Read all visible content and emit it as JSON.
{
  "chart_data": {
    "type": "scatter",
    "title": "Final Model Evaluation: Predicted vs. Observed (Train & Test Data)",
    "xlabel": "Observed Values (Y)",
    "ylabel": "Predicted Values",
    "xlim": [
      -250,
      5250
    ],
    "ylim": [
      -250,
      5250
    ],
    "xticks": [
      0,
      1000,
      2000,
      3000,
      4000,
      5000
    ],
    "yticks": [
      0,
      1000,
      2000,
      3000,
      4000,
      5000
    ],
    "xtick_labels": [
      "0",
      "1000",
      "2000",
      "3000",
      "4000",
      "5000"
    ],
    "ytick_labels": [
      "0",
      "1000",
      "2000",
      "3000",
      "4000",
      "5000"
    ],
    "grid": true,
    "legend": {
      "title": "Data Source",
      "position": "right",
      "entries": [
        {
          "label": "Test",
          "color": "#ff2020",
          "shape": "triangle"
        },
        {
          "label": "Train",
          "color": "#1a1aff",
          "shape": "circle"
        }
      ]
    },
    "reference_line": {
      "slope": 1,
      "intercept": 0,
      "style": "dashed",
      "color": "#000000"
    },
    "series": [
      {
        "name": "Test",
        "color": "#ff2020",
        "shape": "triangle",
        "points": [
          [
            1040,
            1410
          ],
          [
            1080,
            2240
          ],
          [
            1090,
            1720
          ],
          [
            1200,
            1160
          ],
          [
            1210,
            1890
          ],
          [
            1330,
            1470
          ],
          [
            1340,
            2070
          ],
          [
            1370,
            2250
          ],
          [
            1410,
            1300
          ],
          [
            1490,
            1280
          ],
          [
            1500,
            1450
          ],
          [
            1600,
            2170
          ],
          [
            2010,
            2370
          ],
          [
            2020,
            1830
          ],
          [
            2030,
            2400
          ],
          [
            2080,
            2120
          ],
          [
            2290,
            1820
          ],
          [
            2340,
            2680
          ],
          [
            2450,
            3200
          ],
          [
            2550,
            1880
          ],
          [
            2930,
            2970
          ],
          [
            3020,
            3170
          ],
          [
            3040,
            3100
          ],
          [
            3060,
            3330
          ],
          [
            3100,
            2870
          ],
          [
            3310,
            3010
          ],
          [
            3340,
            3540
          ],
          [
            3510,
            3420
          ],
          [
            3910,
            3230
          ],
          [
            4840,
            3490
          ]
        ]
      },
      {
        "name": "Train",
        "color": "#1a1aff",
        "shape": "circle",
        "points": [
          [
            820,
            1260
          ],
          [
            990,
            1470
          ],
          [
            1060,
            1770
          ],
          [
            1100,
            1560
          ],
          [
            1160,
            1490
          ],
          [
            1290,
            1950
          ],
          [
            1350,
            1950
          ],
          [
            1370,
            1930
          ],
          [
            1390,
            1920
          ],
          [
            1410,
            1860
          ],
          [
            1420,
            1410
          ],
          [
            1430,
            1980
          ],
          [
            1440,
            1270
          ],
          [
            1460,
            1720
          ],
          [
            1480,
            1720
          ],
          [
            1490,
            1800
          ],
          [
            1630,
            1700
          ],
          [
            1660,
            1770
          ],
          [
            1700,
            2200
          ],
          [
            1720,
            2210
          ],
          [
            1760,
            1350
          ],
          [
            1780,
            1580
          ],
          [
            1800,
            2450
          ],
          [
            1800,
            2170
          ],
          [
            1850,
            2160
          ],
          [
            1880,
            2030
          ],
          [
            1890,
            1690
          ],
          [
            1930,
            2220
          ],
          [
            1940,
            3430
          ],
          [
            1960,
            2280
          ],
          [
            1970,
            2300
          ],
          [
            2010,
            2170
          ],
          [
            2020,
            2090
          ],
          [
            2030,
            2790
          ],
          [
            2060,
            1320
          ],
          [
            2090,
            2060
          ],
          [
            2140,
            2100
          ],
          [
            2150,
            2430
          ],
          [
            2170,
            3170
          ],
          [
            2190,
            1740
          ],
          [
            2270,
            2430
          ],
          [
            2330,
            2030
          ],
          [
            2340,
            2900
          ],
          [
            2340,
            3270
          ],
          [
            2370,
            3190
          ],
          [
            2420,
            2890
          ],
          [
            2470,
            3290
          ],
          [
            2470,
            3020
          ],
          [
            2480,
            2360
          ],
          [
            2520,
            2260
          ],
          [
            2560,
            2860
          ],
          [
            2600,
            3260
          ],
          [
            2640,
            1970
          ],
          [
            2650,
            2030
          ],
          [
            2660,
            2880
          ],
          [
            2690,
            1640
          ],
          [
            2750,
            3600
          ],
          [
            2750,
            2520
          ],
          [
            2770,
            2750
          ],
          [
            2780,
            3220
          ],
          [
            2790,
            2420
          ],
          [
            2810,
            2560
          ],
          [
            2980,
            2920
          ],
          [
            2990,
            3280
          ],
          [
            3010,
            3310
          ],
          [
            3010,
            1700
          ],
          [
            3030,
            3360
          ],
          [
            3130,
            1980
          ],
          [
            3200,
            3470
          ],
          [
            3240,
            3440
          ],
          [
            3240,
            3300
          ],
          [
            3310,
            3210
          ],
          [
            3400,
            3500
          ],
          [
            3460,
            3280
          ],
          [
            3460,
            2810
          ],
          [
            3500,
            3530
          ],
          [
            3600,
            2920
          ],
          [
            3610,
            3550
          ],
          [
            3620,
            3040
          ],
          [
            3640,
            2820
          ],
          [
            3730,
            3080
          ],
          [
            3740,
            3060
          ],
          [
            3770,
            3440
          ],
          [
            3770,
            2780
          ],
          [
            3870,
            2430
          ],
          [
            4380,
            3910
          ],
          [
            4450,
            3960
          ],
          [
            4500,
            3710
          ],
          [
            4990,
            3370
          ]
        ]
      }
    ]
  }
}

### WORK INSTRUCTIONS
Copy out all of the records shown above exactly.

### WRITTEN REPLY
Read all visible content and emit it as JSON.
{
  "chart_data": {
    "type": "scatter",
    "title": "Final Model Evaluation: Predicted vs. Observed (Train & Test Data)",
    "xlabel": "Observed Values (Y)",
    "ylabel": "Predicted Values",
    "xlim": [
      -250,
      5250
    ],
    "ylim": [
      -250,
      5250
    ],
    "xticks": [
      0,
      1000,
      2000,
      3000,
      4000,
      5000
    ],
    "yticks": [
      0,
      1000,
      2000,
      3000,
      4000,
      5000
    ],
    "xtick_labels": [
      "0",
      "1000",
      "2000",
      "3000",
      "4000",
      "5000"
    ],
    "ytick_labels": [
      "0",
      "1000",
      "2000",
      "3000",
      "4000",
      "5000"
    ],
    "grid": true,
    "legend": {
      "title": "Data Source",
      "position": "right",
      "entries": [
        {
          "label": "Test",
          "color": "#ff2020",
          "shape": "triangle"
        },
        {
          "label": "Train",
          "color": "#1a1aff",
          "shape": "circle"
        }
      ]
    },
    "reference_line": {
      "slope": 1,
      "intercept": 0,
      "style": "dashed",
      "color": "#000000"
    },
    "series": [
      {
        "name": "Test",
        "color": "#ff2020",
        "shape": "triangle",
        "points": [
          [
            1040,
            1410
          ],
          [
            1080,
            2240
          ],
          [
            1090,
            1720
          ],
          [
            1200,
            1160
          ],
          [
            1210,
            1890
          ],
          [
            1330,
            1470
          ],
          [
            1340,
            2070
          ],
          [
            1370,
            2250
          ],
          [
            1410,
            1300
          ],
          [
            1490,
            1280
          ],
          [
            1500,
            1450
          ],
          [
            1600,
            2170
          ],
          [
            2010,
            2370
          ],
          [
            2020,
            1830
          ],
          [
            2030,
            2400
          ],
          [
            2080,
            2120
          ],
          [
            2290,
            1820
          ],
          [
            2340,
            2680
          ],
          [
            2450,
            3200
          ],
          [
            2550,
            1880
          ],
          [
            2930,
            2970
          ],
          [
            3020,
            3170
          ],
          [
            3040,
            3100
          ],
          [
            3060,
            3330
          ],
          [
            3100,
            2870
          ],
          [
            3310,
            3010
          ],
          [
            3340,
            3540
          ],
          [
            3510,
            3420
          ],
          [
            3910,
            3230
          ],
          [
            4840,
            3490
          ]
        ]
      },
      {
        "name": "Train",
        "color": "#1a1aff",
        "shape": "circle",
        "points": [
          [
            820,
            1260
          ],
          [
            990,
            1470
          ],
          [
            1060,
            1770
          ],
          [
            1100,
            1560
          ],
          [
            1160,
            1490
          ],
          [
            1290,
            1950
          ],
          [
            1350,
            1950
          ],
          [
            1370,
            1930
          ],
          [
            1390,
            1920
          ],
          [
            1410,
            1860
          ],
          [
            1420,
            1410
          ],
          [
            1430,
            1980
          ],
          [
            1440,
            1270
          ],
          [
            1460,
            1720
          ],
          [
            1480,
            1720
          ],
          [
            1490,
            1800
          ],
          [
            1630,
            1700
          ],
          [
            1660,
            1770
          ],
          [
            1700,
            2200
          ],
          [
            1720,
            2210
          ],
          [
            1760,
            1350
          ],
          [
            1780,
            1580
          ],
          [
            1800,
            2450
          ],
          [
            1800,
            2170
          ],
          [
            1850,
            2160
          ],
          [
            1880,
            2030
          ],
          [
            1890,
            1690
          ],
          [
            1930,
            2220
          ],
          [
            1940,
            3430
          ],
          [
            1960,
            2280
          ],
          [
            1970,
            2300
          ],
          [
            2010,
            2170
          ],
          [
            2020,
            2090
          ],
          [
            2030,
            2790
          ],
          [
            2060,
            1320
          ],
          [
            2090,
            2060
          ],
          [
            2140,
            2100
          ],
          [
            2150,
            2430
          ],
          [
            2170,
            3170
          ],
          [
            2190,
            1740
          ],
          [
            2270,
            2430
          ],
          [
            2330,
            2030
          ],
          [
            2340,
            2900
          ],
          [
            2340,
            3270
          ],
          [
            2370,
            3190
          ],
          [
            2420,
            2890
          ],
          [
            2470,
            3290
          ],
          [
            2470,
            3020
          ],
          [
            2480,
            2360
          ],
          [
            2520,
            2260
          ],
          [
            2560,
            2860
          ],
          [
            2600,
            3260
          ],
          [
            2640,
            1970
          ],
          [
            2650,
            2030
          ],
          [
            2660,
            2880
          ],
          [
            2690,
            1640
          ],
          [
            2750,
            3600
          ],
          [
            2750,
            2520
          ],
          [
            2770,
            2750
          ],
          [
            2780,
            3220
          ],
          [
            2790,
            2420
          ],
          [
            2810,
            2560
          ],
          [
            2980,
            2920
          ],
          [
            2990,
            3280
          ],
          [
            3010,
            3310
          ],
          [
            3010,
            1700
          ],
          [
            3030,
            3360
          ],
          [
            3130,
            1980
          ],
          [
            3200,
            3470
          ],
          [
            3240,
            3440
          ],
          [
            3240,
            3300
          ],
          [
            3310,
            3210
          ],
          [
            3400,
            3500
          ],
          [
            3460,
            3280
          ],
          [
            3460,
            2810
          ],
          [
            3500,
            3530
          ],
          [
            3600,
            2920
          ],
          [
            3610,
            3550
          ],
          [
            3620,
            3040
          ],
          [
            3640,
            2820
          ],
          [
            3730,
            3080
          ],
          [
            3740,
            3060
          ],
          [
            3770,
            3440
          ],
          [
            3770,
            2780
          ],
          [
            3870,
            2430
          ],
          [
            4380,
            3910
          ],
          [
            4450,
            3960
          ],
          [
            4500,
            3710
          ],
          [
            4990,
            3370
          ]
        ]
      }
    ]
  }
}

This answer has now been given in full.